▸ **What the task requires**: Below you will find a set of lines. Repeat them all exactly.

---+---

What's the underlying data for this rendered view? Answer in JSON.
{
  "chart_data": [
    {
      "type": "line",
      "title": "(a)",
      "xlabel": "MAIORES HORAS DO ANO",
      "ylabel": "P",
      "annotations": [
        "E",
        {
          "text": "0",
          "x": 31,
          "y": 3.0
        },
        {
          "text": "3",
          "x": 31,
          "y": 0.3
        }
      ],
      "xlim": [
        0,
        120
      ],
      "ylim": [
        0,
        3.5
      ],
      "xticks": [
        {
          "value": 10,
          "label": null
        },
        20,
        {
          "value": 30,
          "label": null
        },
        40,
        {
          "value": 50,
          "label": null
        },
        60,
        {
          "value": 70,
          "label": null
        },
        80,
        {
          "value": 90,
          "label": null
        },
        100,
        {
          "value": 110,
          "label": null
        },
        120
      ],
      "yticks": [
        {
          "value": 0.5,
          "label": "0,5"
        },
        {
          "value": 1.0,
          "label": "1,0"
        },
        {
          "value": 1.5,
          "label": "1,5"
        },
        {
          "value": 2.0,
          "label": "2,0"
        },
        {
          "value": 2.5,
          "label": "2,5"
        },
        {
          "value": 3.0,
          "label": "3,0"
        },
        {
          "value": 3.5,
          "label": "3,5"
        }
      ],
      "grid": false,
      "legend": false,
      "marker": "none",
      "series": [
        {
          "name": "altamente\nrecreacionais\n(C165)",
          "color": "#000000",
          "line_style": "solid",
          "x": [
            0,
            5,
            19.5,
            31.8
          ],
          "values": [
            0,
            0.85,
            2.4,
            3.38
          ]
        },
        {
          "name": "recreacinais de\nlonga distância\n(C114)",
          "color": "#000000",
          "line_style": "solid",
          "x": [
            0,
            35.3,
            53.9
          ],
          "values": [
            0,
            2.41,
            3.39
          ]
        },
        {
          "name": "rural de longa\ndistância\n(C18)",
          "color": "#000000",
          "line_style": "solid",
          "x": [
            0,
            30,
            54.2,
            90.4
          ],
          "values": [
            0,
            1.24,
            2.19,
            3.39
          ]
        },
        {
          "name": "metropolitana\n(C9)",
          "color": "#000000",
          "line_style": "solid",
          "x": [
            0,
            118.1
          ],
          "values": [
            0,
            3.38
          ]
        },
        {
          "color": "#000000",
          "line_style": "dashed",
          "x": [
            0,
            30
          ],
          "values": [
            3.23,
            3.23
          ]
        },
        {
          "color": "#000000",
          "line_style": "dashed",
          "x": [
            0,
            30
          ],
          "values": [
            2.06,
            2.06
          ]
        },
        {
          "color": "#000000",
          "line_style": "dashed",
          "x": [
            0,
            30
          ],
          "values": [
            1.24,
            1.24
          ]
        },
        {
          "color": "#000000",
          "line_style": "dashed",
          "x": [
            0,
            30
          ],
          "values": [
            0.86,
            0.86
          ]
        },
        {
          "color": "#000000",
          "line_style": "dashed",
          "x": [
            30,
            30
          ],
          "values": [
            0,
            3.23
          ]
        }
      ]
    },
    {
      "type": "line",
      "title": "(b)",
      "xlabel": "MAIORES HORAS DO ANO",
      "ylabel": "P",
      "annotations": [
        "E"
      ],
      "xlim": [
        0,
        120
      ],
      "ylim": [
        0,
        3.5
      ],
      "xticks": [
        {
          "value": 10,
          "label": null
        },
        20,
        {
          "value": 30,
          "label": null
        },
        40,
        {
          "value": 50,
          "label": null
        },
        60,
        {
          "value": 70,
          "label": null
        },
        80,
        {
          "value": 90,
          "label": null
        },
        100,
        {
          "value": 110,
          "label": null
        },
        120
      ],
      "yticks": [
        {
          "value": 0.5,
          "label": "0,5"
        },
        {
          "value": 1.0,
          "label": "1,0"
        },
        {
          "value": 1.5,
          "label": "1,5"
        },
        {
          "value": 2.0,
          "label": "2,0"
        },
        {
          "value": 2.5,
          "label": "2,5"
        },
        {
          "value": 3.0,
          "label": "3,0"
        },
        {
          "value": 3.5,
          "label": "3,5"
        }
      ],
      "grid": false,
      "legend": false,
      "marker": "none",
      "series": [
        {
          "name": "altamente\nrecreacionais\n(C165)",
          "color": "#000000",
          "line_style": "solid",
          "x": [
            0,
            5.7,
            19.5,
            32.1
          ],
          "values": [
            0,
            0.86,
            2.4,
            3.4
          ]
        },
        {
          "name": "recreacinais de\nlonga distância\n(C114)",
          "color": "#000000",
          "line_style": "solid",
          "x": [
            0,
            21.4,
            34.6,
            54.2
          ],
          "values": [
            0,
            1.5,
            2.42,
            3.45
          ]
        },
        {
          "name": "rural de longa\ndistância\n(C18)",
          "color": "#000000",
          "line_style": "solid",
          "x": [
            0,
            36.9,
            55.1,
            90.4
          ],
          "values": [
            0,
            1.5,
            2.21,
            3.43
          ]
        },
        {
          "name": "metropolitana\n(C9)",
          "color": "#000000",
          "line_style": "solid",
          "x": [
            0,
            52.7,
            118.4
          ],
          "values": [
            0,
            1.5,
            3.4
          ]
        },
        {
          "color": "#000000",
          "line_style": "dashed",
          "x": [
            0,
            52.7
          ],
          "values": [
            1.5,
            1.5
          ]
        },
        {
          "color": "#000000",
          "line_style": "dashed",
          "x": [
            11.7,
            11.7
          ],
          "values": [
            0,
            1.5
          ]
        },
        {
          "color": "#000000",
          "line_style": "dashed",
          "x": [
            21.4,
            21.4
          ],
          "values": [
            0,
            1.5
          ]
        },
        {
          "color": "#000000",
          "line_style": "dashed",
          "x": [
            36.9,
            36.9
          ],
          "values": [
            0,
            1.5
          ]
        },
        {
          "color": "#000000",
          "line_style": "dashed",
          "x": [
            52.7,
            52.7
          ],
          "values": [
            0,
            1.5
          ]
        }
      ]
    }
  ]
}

---+---

▸ **Expected answer**:
What's the underlying data for this rendered view? Answer in JSON.
{
  "chart_data": [
    {
      "type": "line",
      "title": "(a)",
      "xlabel": "MAIORES HORAS DO ANO",
      "ylabel": "P",
      "annotations": [
        "E",
        {
          "text": "0",
          "x": 31,
          "y": 3.0
        },
        {
          "text": "3",
          "x": 31,
          "y": 0.3
        }
      ],
      "xlim": [
        0,
        120
      ],
      "ylim": [
        0,
        3.5
      ],
      "xticks": [
        {
          "value": 10,
          "label": null
        },
        20,
        {
          "value": 30,
          "label": null
        },
        40,
        {
          "value": 50,
          "label": null
        },
        60,
        {
          "value": 70,
          "label": null
        },
        80,
        {
          "value": 90,
          "label": null
        },
        100,
        {
          "value": 110,
          "label": null
        },
        120
      ],
      "yticks": [
        {
          "value": 0.5,
          "label": "0,5"
        },
        {
          "value": 1.0,
          "label": "1,0"
        },
        {
          "value": 1.5,
          "label": "1,5"
        },
        {
          "value": 2.0,
          "label": "2,0"
        },
        {
          "value": 2.5,
          "label": "2,5"
        },
        {
          "value": 3.0,
          "label": "3,0"
        },
        {
          "value": 3.5,
          "label": "3,5"
        }
      ],
      "grid": false,
      "legend": false,
      "marker": "none",
      "series": [
        {
          "name": "altamente\nrecreacionais\n(C165)",
          "color": "#000000",
          "line_style": "solid",
          "x": [
            0,
            5,
            19.5,
            31.8
          ],
          "values": [
            0,
            0.85,
            2.4,
            3.38
          ]
        },
        {
          "name": "recreacinais de\nlonga distância\n(C114)",
          "color": "#000000",
          "line_style": "solid",
          "x": [
            0,
            35.3,
            53.9
          ],
          "values": [
            0,
            2.41,
            3.39
          ]
        },
        {
          "name": "rural de longa\ndistância\n(C18)",
          "color": "#000000",
          "line_style": "solid",
          "x": [
            0,
            30,
            54.2,
            90.4
          ],
          "values": [
            0,
            1.24,
            2.19,
            3.39
          ]
        },
        {
          "name": "metropolitana\n(C9)",
          "color": "#000000",
          "line_style": "solid",
          "x": [
            0,
            118.1
          ],
          "values": [
            0,
            3.38
          ]
        },
        {
          "color": "#000000",
          "line_style": "dashed",
          "x": [
            0,
            30
          ],
          "values": [
            3.23,
            3.23
          ]
        },
        {
          "color": "#000000",
          "line_style": "dashed",
          "x": [
            0,
            30
          ],
          "values": [
            2.06,
            2.06
          ]
        },
        {
          "color": "#000000",
          "line_style": "dashed",
          "x": [
            0,
            30
          ],
          "values": [
            1.24,
            1.24
          ]
        },
        {
          "color": "#000000",
          "line_style": "dashed",
          "x": [
            0,
            30
          ],
          "values": [
            0.86,
            0.86
          ]
        },
        {
          "color": "#000000",
          "line_style": "dashed",
          "x": [
            30,
            30
          ],
          "values": [
            0,
            3.23
          ]
        }
      ]
    },
    {
      "type": "line",
      "title": "(b)",
      "xlabel": "MAIORES HORAS DO ANO",
      "ylabel": "P",
      "annotations": [
        "E"
      ],
      "xlim": [
        0,
        120
      ],
      "ylim": [
        0,
        3.5
      ],
      "xticks": [
        {
          "value": 10,
          "label": null
        },
        20,
        {
          "value": 30,
          "label": null
        },
        40,
        {
          "value": 50,
          "label": null
        },
        60,
        {
          "value": 70,
          "label": null
        },
        80,
        {
          "value": 90,
          "label": null
        },
        100,
        {
          "value": 110,
          "label": null
        },
        120
      ],
      "yticks": [
        {
          "value": 0.5,
          "label": "0,5"
        },
        {
          "value": 1.0,
          "label": "1,0"
        },
        {
          "value": 1.5,
          "label": "1,5"
        },
        {
          "value": 2.0,
          "label": "2,0"
        },
        {
          "value": 2.5,
          "label": "2,5"
        },
        {
          "value": 3.0,
          "label": "3,0"
        },
        {
          "value": 3.5,
          "label": "3,5"
        }
      ],
      "grid": false,
      "legend": false,
      "marker": "none",
      "series": [
        {
          "name": "altamente\nrecreacionais\n(C165)",
          "color": "#000000",
          "line_style": "solid",
          "x": [
            0,
            5.7,
            19.5,
            32.1
          ],
          "values": [
            0,
            0.86,
            2.4,
            3.4
          ]
        },
        {
          "name": "recreacinais de\nlonga distância\n(C114)",
          "color": "#000000",
          "line_style": "solid",
          "x": [
            0,
            21.4,
            34.6,
            54.2
          ],
          "values": [
            0,
            1.5,
            2.42,
            3.45
          ]
        },
        {
          "name": "rural de longa\ndistância\n(C18)",
          "color": "#000000",
          "line_style": "solid",
          "x": [
            0,
            36.9,
            55.1,
            90.4
          ],
          "values": [
            0,
            1.5,
            2.21,
            3.43
          ]
        },
        {
          "name": "metropolitana\n(C9)",
          "color": "#000000",
          "line_style": "solid",
          "x": [
            0,
            52.7,
            118.4
          ],
          "values": [
            0,
            1.5,
            3.4
          ]
        },
        {
          "color": "#000000",
          "line_style": "dashed",
          "x": [
            0,
            52.7
          ],
          "values": [
            1.5,
            1.5
          ]
        },
        {
          "color": "#000000",
          "line_style": "dashed",
          "x": [
            11.7,
            11.7
          ],
          "values": [
            0,
            1.5
          ]
        },
        {
          "color": "#000000",
          "line_style": "dashed",
          "x": [
            21.4,
            21.4
          ],
          "values": [
            0,
            1.5
          ]
        },
        {
          "color": "#000000",
          "line_style": "dashed",
          "x": [
            36.9,
            36.9
          ],
          "values": [
            0,
            1.5
          ]
        },
        {
          "color": "#000000",
          "line_style": "dashed",
          "x": [
            52.7,
            52.7
          ],
          "values": [
            0,
            1.5
          ]
        }
      ]
    }
  ]
}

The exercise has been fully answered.